TASK INPUT
┏━━

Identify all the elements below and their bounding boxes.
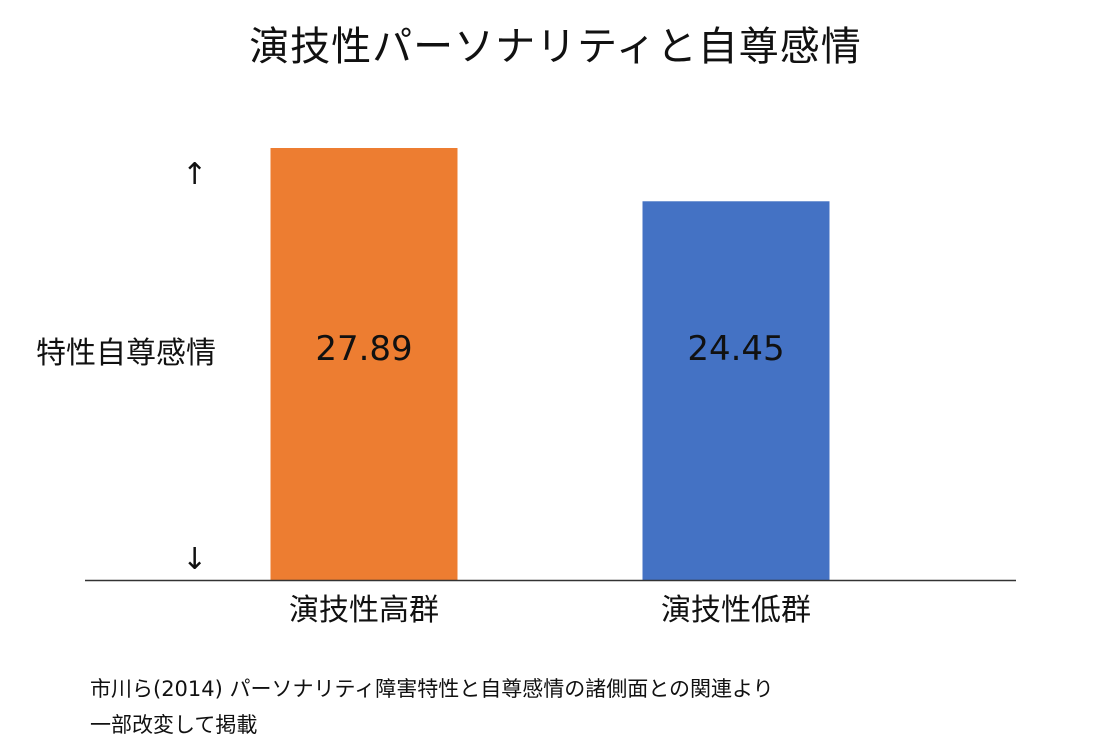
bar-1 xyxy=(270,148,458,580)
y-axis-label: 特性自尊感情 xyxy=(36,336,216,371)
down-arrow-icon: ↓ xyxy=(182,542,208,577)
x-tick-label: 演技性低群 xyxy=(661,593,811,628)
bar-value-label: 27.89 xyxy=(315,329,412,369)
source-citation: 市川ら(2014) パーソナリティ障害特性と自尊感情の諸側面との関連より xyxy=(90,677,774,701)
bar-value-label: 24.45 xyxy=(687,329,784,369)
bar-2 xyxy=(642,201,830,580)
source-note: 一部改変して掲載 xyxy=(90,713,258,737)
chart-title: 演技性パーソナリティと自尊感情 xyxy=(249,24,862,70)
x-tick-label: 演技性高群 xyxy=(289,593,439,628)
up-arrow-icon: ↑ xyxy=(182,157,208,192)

┗━━

TASK REQUIREMENTS
Write each line of the material above as one string in a JSON list, skipping blank lines. Leave the picture out.

RESPONSE TO THE EXERCISE
[
  "Identify all the elements below and their bounding boxes.",
  "bar-1 xyxy=(270,148,458,580)",
  "y-axis-label: 特性自尊感情 xyxy=(36,336,216,371)",
  "down-arrow-icon: ↓ xyxy=(182,542,208,577)",
  "x-tick-label: 演技性低群 xyxy=(661,593,811,628)",
  "bar-value-label: 27.89 xyxy=(315,329,412,369)",
  "source-citation: 市川ら(2014) パーソナリティ障害特性と自尊感情の諸側面との関連より xyxy=(90,677,774,701)",
  "bar-value-label: 24.45 xyxy=(687,329,784,369)",
  "bar-2 xyxy=(642,201,830,580)",
  "source-note: 一部改変して掲載 xyxy=(90,713,258,737)",
  "chart-title: 演技性パーソナリティと自尊感情 xyxy=(249,24,862,70)",
  "x-tick-label: 演技性高群 xyxy=(289,593,439,628)",
  "up-arrow-icon: ↑ xyxy=(182,157,208,192)"
]